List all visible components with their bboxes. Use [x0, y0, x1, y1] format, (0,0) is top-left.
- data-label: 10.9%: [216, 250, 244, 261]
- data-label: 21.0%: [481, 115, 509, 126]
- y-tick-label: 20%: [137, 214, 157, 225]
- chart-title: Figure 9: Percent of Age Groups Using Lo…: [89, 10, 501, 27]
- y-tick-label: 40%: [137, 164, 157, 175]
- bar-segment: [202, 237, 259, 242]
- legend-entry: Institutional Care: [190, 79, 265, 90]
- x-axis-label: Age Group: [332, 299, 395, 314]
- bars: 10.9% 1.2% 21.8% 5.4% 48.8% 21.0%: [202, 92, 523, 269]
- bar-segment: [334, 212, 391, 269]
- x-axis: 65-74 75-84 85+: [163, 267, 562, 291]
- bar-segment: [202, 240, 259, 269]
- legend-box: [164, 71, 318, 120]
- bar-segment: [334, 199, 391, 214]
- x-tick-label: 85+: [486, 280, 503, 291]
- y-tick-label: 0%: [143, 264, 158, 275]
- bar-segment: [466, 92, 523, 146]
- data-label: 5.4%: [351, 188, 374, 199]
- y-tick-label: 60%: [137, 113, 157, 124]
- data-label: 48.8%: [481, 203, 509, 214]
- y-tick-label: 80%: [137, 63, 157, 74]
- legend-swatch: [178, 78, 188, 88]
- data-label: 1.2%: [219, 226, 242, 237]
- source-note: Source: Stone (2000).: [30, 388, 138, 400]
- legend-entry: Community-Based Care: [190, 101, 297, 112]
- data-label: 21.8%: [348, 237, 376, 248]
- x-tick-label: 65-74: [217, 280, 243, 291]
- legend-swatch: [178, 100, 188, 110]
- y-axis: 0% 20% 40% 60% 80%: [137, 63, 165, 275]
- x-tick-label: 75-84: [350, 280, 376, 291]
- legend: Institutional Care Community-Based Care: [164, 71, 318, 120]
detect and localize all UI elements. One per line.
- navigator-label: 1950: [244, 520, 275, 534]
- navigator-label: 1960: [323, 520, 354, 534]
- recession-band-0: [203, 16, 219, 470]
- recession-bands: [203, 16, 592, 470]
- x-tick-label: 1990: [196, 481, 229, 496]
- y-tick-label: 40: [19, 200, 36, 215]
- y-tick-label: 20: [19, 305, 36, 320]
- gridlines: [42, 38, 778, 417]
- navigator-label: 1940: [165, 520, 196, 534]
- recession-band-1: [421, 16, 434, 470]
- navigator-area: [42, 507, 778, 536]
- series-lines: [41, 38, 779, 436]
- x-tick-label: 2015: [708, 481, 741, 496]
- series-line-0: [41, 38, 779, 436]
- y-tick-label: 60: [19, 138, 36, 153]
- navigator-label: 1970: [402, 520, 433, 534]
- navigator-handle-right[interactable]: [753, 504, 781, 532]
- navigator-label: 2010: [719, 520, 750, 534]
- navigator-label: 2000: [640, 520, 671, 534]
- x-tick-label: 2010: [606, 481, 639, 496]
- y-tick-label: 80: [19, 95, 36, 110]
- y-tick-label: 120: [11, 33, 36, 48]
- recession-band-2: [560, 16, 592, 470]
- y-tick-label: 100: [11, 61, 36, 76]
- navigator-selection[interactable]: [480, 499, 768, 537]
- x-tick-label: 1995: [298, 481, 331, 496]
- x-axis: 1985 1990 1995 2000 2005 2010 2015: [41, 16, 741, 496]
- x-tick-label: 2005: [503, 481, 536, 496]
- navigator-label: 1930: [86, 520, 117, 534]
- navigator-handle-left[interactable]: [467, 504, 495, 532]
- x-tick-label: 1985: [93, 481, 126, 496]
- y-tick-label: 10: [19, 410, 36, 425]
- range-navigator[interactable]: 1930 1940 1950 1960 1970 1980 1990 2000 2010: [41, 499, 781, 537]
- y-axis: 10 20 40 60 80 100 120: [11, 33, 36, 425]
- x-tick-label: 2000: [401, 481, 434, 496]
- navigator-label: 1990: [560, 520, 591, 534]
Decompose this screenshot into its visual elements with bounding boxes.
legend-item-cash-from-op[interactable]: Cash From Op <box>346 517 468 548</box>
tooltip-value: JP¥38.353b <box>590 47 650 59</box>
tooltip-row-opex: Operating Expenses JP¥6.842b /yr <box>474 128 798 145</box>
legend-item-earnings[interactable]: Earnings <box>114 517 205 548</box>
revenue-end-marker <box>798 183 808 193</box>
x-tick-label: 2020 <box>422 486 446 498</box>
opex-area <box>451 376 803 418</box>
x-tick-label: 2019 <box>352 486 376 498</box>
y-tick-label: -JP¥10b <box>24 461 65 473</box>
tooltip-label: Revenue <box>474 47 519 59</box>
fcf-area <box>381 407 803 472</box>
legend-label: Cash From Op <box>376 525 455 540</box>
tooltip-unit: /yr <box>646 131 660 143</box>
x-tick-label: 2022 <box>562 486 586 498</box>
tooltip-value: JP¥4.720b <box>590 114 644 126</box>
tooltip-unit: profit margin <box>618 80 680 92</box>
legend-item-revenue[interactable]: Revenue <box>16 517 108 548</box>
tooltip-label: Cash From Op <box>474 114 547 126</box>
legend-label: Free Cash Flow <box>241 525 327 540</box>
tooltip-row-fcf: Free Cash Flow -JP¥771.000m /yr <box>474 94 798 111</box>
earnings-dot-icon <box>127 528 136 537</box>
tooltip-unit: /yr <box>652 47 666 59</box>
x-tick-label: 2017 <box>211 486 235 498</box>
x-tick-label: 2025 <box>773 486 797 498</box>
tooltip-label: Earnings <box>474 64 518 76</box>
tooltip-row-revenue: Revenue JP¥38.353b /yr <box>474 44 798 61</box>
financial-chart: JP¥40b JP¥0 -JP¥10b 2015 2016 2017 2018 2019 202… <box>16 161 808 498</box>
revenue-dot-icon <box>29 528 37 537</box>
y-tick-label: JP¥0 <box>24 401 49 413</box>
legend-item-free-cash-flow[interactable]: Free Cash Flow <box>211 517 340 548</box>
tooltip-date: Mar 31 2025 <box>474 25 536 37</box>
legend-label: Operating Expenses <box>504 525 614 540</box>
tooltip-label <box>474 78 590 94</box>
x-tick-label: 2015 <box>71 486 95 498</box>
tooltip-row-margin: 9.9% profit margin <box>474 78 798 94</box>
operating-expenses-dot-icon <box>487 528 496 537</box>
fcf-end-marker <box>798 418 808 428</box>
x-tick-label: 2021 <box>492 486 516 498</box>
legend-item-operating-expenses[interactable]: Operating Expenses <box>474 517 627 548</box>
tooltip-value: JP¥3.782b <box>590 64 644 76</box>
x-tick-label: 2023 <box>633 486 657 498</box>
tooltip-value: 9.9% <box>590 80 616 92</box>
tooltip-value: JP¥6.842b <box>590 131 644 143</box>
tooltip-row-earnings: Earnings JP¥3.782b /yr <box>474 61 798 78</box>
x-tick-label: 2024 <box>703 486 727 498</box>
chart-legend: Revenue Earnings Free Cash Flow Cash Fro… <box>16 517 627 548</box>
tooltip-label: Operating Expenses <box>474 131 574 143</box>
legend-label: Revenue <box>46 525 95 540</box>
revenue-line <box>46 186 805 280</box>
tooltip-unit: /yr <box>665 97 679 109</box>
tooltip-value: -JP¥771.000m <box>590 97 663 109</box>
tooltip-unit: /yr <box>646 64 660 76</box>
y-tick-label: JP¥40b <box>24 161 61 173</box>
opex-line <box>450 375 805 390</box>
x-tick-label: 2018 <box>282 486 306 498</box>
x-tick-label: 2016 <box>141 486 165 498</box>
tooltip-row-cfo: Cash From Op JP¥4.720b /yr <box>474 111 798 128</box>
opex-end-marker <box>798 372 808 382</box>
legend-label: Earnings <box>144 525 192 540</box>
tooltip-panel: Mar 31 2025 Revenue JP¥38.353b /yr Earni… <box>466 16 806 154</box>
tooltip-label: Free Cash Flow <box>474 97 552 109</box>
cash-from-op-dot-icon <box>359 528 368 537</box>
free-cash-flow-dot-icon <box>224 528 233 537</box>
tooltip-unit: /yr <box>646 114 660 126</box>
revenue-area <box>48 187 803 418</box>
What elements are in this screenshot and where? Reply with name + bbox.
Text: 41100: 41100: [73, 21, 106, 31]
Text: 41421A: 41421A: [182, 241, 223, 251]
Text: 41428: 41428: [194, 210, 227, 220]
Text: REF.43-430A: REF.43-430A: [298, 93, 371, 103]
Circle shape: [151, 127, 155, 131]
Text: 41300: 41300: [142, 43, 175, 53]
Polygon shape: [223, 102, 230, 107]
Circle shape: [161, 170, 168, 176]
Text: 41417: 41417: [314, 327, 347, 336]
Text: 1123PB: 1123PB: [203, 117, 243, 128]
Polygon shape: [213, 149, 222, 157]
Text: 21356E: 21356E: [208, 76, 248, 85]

--

=== REQUEST ===
Rewrite the material from its first line through the line containing "- bar-segment: [202, 240, 259, 269]" as a Markdown table with two columns, Row and Line. Put a row number in Row and the line in Line, and leave out any blank lines.

=== TASK SOLUTION ===
| Row | Line |
|---|---|
| 1 | List all visible components with their bboxes. Use [x0, y0, x1, y1] format, (0,0) is top-left. |
| 2 | - data-label: 10.9%: [216, 250, 244, 261] |
| 3 | - data-label: 21.0%: [481, 115, 509, 126] |
| 4 | - y-tick-label: 20%: [137, 214, 157, 225] |
| 5 | - chart-title: Figure 9: Percent of Age Groups Using Lo…: [89, 10, 501, 27] |
| 6 | - y-tick-label: 40%: [137, 164, 157, 175] |
| 7 | - bar-segment: [202, 237, 259, 242] |
| 8 | - legend-entry: Institutional Care: [190, 79, 265, 90] |
| 9 | - x-axis-label: Age Group: [332, 299, 395, 314] |
| 10 | - bars: 10.9% 1.2% 21.8% 5.4% 48.8% 21.0%: [202, 92, 523, 269] |
| 11 | - bar-segment: [334, 212, 391, 269] |
| 12 | - x-axis: 65-74 75-84 85+: [163, 267, 562, 291] |
| 13 | - bar-segment: [202, 240, 259, 269] |